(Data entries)
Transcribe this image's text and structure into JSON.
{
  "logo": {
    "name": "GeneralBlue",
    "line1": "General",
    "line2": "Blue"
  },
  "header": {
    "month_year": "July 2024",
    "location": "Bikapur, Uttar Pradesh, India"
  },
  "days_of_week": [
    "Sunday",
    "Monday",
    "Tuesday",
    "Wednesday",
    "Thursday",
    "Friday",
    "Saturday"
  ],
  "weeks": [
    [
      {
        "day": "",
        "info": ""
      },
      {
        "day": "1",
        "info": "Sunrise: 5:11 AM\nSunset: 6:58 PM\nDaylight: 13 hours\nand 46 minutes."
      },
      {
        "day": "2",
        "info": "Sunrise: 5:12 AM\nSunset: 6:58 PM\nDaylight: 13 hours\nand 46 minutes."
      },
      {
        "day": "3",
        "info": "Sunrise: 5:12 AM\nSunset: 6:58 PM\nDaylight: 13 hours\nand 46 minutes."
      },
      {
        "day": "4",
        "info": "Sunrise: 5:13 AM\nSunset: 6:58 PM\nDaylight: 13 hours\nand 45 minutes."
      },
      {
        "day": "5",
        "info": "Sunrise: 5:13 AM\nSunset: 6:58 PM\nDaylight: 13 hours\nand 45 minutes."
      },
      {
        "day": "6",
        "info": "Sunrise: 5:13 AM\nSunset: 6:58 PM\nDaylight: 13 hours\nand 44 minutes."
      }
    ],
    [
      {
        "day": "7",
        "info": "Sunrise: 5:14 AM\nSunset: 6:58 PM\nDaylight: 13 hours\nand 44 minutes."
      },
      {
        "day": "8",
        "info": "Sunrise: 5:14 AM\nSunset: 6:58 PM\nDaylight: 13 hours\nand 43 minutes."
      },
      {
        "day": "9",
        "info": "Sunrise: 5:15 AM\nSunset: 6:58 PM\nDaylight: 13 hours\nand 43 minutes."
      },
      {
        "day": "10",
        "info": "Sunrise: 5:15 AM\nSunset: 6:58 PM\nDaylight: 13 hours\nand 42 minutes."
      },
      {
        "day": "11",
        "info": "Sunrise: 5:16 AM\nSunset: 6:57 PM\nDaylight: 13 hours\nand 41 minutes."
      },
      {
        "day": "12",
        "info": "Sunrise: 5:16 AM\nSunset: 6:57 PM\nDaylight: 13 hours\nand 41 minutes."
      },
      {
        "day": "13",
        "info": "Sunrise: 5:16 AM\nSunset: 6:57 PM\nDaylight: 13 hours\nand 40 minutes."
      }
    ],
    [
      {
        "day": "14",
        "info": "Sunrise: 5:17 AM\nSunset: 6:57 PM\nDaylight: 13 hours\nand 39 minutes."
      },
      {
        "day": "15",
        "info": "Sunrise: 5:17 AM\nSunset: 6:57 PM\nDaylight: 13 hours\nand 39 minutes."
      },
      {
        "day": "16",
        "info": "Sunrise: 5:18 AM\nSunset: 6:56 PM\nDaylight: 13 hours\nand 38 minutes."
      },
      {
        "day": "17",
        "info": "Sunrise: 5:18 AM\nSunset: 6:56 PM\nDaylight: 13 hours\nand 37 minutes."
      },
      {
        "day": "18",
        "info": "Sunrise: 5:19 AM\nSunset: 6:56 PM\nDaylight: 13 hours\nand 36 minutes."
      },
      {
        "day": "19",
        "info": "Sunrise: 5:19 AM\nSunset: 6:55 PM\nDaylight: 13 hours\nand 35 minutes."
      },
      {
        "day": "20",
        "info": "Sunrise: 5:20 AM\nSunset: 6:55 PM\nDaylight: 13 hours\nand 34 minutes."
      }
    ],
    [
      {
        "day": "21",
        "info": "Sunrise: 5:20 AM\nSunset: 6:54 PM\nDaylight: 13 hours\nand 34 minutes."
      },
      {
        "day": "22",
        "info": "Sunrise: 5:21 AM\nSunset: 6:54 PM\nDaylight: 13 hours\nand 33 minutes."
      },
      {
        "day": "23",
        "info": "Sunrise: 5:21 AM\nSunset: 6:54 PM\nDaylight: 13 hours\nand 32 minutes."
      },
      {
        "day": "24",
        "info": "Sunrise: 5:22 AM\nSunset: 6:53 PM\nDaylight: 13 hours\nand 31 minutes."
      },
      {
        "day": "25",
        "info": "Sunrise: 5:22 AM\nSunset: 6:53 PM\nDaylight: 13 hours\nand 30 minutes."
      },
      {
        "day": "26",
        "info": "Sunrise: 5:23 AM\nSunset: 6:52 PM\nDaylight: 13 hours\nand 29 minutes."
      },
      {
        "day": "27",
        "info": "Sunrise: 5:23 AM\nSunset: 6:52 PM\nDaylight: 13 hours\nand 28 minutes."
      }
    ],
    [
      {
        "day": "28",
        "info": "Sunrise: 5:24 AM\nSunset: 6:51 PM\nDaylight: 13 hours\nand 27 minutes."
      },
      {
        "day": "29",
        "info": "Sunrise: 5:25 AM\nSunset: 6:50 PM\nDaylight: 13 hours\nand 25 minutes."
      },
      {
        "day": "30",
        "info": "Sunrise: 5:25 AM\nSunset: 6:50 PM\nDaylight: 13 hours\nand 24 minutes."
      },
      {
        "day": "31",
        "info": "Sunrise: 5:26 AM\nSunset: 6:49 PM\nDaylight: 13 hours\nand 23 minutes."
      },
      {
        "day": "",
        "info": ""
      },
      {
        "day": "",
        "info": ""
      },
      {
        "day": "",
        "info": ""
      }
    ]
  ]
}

→ PROBLEM REQUIREMENTS:
Restate the whole of the material exactly.

→ ANSWER BELOW:
Transcribe this image's text and structure into JSON.
{
  "logo": {
    "name": "GeneralBlue",
    "line1": "General",
    "line2": "Blue"
  },
  "header": {
    "month_year": "July 2024",
    "location": "Bikapur, Uttar Pradesh, India"
  },
  "days_of_week": [
    "Sunday",
    "Monday",
    "Tuesday",
    "Wednesday",
    "Thursday",
    "Friday",
    "Saturday"
  ],
  "weeks": [
    [
      {
        "day": "",
        "info": ""
      },
      {
        "day": "1",
        "info": "Sunrise: 5:11 AM\nSunset: 6:58 PM\nDaylight: 13 hours\nand 46 minutes."
      },
      {
        "day": "2",
        "info": "Sunrise: 5:12 AM\nSunset: 6:58 PM\nDaylight: 13 hours\nand 46 minutes."
      },
      {
        "day": "3",
        "info": "Sunrise: 5:12 AM\nSunset: 6:58 PM\nDaylight: 13 hours\nand 46 minutes."
      },
      {
        "day": "4",
        "info": "Sunrise: 5:13 AM\nSunset: 6:58 PM\nDaylight: 13 hours\nand 45 minutes."
      },
      {
        "day": "5",
        "info": "Sunrise: 5:13 AM\nSunset: 6:58 PM\nDaylight: 13 hours\nand 45 minutes."
      },
      {
        "day": "6",
        "info": "Sunrise: 5:13 AM\nSunset: 6:58 PM\nDaylight: 13 hours\nand 44 minutes."
      }
    ],
    [
      {
        "day": "7",
        "info": "Sunrise: 5:14 AM\nSunset: 6:58 PM\nDaylight: 13 hours\nand 44 minutes."
      },
      {
        "day": "8",
        "info": "Sunrise: 5:14 AM\nSunset: 6:58 PM\nDaylight: 13 hours\nand 43 minutes."
      },
      {
        "day": "9",
        "info": "Sunrise: 5:15 AM\nSunset: 6:58 PM\nDaylight: 13 hours\nand 43 minutes."
      },
      {
        "day": "10",
        "info": "Sunrise: 5:15 AM\nSunset: 6:58 PM\nDaylight: 13 hours\nand 42 minutes."
      },
      {
        "day": "11",
        "info": "Sunrise: 5:16 AM\nSunset: 6:57 PM\nDaylight: 13 hours\nand 41 minutes."
      },
      {
        "day": "12",
        "info": "Sunrise: 5:16 AM\nSunset: 6:57 PM\nDaylight: 13 hours\nand 41 minutes."
      },
      {
        "day": "13",
        "info": "Sunrise: 5:16 AM\nSunset: 6:57 PM\nDaylight: 13 hours\nand 40 minutes."
      }
    ],
    [
      {
        "day": "14",
        "info": "Sunrise: 5:17 AM\nSunset: 6:57 PM\nDaylight: 13 hours\nand 39 minutes."
      },
      {
        "day": "15",
        "info": "Sunrise: 5:17 AM\nSunset: 6:57 PM\nDaylight: 13 hours\nand 39 minutes."
      },
      {
        "day": "16",
        "info": "Sunrise: 5:18 AM\nSunset: 6:56 PM\nDaylight: 13 hours\nand 38 minutes."
      },
      {
        "day": "17",
        "info": "Sunrise: 5:18 AM\nSunset: 6:56 PM\nDaylight: 13 hours\nand 37 minutes."
      },
      {
        "day": "18",
        "info": "Sunrise: 5:19 AM\nSunset: 6:56 PM\nDaylight: 13 hours\nand 36 minutes."
      },
      {
        "day": "19",
        "info": "Sunrise: 5:19 AM\nSunset: 6:55 PM\nDaylight: 13 hours\nand 35 minutes."
      },
      {
        "day": "20",
        "info": "Sunrise: 5:20 AM\nSunset: 6:55 PM\nDaylight: 13 hours\nand 34 minutes."
      }
    ],
    [
      {
        "day": "21",
        "info": "Sunrise: 5:20 AM\nSunset: 6:54 PM\nDaylight: 13 hours\nand 34 minutes."
      },
      {
        "day": "22",
        "info": "Sunrise: 5:21 AM\nSunset: 6:54 PM\nDaylight: 13 hours\nand 33 minutes."
      },
      {
        "day": "23",
        "info": "Sunrise: 5:21 AM\nSunset: 6:54 PM\nDaylight: 13 hours\nand 32 minutes."
      },
      {
        "day": "24",
        "info": "Sunrise: 5:22 AM\nSunset: 6:53 PM\nDaylight: 13 hours\nand 31 minutes."
      },
      {
        "day": "25",
        "info": "Sunrise: 5:22 AM\nSunset: 6:53 PM\nDaylight: 13 hours\nand 30 minutes."
      },
      {
        "day": "26",
        "info": "Sunrise: 5:23 AM\nSunset: 6:52 PM\nDaylight: 13 hours\nand 29 minutes."
      },
      {
        "day": "27",
        "info": "Sunrise: 5:23 AM\nSunset: 6:52 PM\nDaylight: 13 hours\nand 28 minutes."
      }
    ],
    [
      {
        "day": "28",
        "info": "Sunrise: 5:24 AM\nSunset: 6:51 PM\nDaylight: 13 hours\nand 27 minutes."
      },
      {
        "day": "29",
        "info": "Sunrise: 5:25 AM\nSunset: 6:50 PM\nDaylight: 13 hours\nand 25 minutes."
      },
      {
        "day": "30",
        "info": "Sunrise: 5:25 AM\nSunset: 6:50 PM\nDaylight: 13 hours\nand 24 minutes."
      },
      {
        "day": "31",
        "info": "Sunrise: 5:26 AM\nSunset: 6:49 PM\nDaylight: 13 hours\nand 23 minutes."
      },
      {
        "day": "",
        "info": ""
      },
      {
        "day": "",
        "info": ""
      },
      {
        "day": "",
        "info": ""
      }
    ]
  ]
}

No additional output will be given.